═════ MATERIAL PROVIDED

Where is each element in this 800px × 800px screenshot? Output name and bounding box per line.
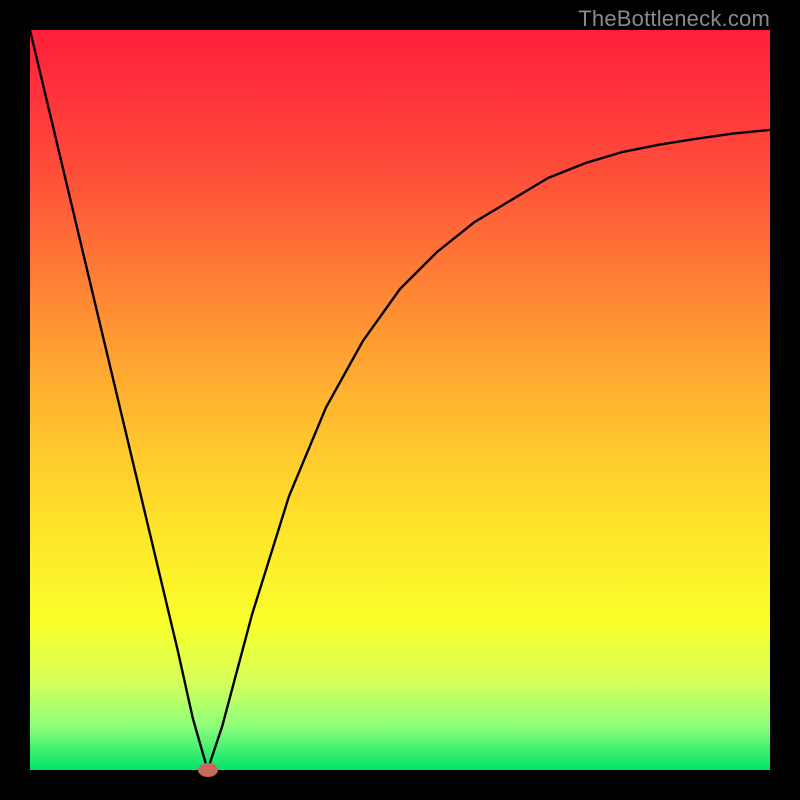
plot-area xyxy=(30,30,770,770)
minimum-marker xyxy=(198,763,218,777)
watermark-text: TheBottleneck.com xyxy=(578,6,770,32)
bottleneck-curve xyxy=(30,30,770,770)
curve-path xyxy=(30,30,770,770)
chart-frame: TheBottleneck.com xyxy=(0,0,800,800)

══════════

CHALLENGE: Copy the records above line for line, without changing anything, and omit the pictures.

EXPECTED ANSWER:
Where is each element in this 800px × 800px screenshot? Output name and bounding box per line.
plot-area xyxy=(30,30,770,770)
minimum-marker xyxy=(198,763,218,777)
watermark-text: TheBottleneck.com xyxy=(578,6,770,32)
bottleneck-curve xyxy=(30,30,770,770)
curve-path xyxy=(30,30,770,770)
chart-frame: TheBottleneck.com xyxy=(0,0,800,800)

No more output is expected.